* Exercise task
Repeat every line below exactly as it reads.

——

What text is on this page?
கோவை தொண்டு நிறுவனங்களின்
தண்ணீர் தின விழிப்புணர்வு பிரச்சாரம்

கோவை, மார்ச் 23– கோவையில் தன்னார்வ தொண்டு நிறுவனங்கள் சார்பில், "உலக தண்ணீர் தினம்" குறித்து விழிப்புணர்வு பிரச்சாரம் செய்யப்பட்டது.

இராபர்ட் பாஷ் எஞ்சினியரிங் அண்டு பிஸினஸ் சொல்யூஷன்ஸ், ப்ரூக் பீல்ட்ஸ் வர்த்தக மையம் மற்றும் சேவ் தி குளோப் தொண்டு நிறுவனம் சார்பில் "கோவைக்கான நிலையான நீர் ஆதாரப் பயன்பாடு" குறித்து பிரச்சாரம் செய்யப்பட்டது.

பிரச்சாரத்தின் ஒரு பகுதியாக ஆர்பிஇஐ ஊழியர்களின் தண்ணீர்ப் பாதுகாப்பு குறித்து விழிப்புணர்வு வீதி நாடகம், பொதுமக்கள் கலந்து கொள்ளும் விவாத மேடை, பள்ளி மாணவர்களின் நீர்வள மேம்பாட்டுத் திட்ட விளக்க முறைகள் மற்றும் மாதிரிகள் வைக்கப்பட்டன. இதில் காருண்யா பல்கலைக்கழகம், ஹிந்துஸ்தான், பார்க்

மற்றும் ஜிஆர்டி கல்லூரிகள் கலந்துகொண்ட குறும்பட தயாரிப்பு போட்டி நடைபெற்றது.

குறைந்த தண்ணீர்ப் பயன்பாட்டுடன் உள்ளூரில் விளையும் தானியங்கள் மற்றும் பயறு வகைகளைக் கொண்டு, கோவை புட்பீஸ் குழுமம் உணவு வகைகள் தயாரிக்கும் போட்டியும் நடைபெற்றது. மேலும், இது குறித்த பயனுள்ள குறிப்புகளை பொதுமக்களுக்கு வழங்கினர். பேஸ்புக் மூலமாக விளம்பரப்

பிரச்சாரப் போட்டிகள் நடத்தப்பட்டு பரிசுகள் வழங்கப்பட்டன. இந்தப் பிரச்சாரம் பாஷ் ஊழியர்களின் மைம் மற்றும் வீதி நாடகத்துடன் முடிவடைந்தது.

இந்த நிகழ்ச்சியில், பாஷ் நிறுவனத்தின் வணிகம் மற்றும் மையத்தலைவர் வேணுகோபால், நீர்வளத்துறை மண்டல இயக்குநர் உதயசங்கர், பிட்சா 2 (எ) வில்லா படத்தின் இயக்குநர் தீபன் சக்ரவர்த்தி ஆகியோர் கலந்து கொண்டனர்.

——

* Written response
What text is on this page?
கோவை தொண்டு நிறுவனங்களின்
தண்ணீர் தின விழிப்புணர்வு பிரச்சாரம்

கோவை, மார்ச் 23– கோவையில் தன்னார்வ தொண்டு நிறுவனங்கள் சார்பில், "உலக தண்ணீர் தினம்" குறித்து விழிப்புணர்வு பிரச்சாரம் செய்யப்பட்டது.

இராபர்ட் பாஷ் எஞ்சினியரிங் அண்டு பிஸினஸ் சொல்யூஷன்ஸ், ப்ரூக் பீல்ட்ஸ் வர்த்தக மையம் மற்றும் சேவ் தி குளோப் தொண்டு நிறுவனம் சார்பில் "கோவைக்கான நிலையான நீர் ஆதாரப் பயன்பாடு" குறித்து பிரச்சாரம் செய்யப்பட்டது.

பிரச்சாரத்தின் ஒரு பகுதியாக ஆர்பிஇஐ ஊழியர்களின் தண்ணீர்ப் பாதுகாப்பு குறித்து விழிப்புணர்வு வீதி நாடகம், பொதுமக்கள் கலந்து கொள்ளும் விவாத மேடை, பள்ளி மாணவர்களின் நீர்வள மேம்பாட்டுத் திட்ட விளக்க முறைகள் மற்றும் மாதிரிகள் வைக்கப்பட்டன. இதில் காருண்யா பல்கலைக்கழகம், ஹிந்துஸ்தான், பார்க்

மற்றும் ஜிஆர்டி கல்லூரிகள் கலந்துகொண்ட குறும்பட தயாரிப்பு போட்டி நடைபெற்றது.

குறைந்த தண்ணீர்ப் பயன்பாட்டுடன் உள்ளூரில் விளையும் தானியங்கள் மற்றும் பயறு வகைகளைக் கொண்டு, கோவை புட்பீஸ் குழுமம் உணவு வகைகள் தயாரிக்கும் போட்டியும் நடைபெற்றது. மேலும், இது குறித்த பயனுள்ள குறிப்புகளை பொதுமக்களுக்கு வழங்கினர். பேஸ்புக் மூலமாக விளம்பரப்

பிரச்சாரப் போட்டிகள் நடத்தப்பட்டு பரிசுகள் வழங்கப்பட்டன. இந்தப் பிரச்சாரம் பாஷ் ஊழியர்களின் மைம் மற்றும் வீதி நாடகத்துடன் முடிவடைந்தது.

இந்த நிகழ்ச்சியில், பாஷ் நிறுவனத்தின் வணிகம் மற்றும் மையத்தலைவர் வேணுகோபால், நீர்வளத்துறை மண்டல இயக்குநர் உதயசங்கர், பிட்சா 2 (எ) வில்லா படத்தின் இயக்குநர் தீபன் சக்ரவர்த்தி ஆகியோர் கலந்து கொண்டனர்.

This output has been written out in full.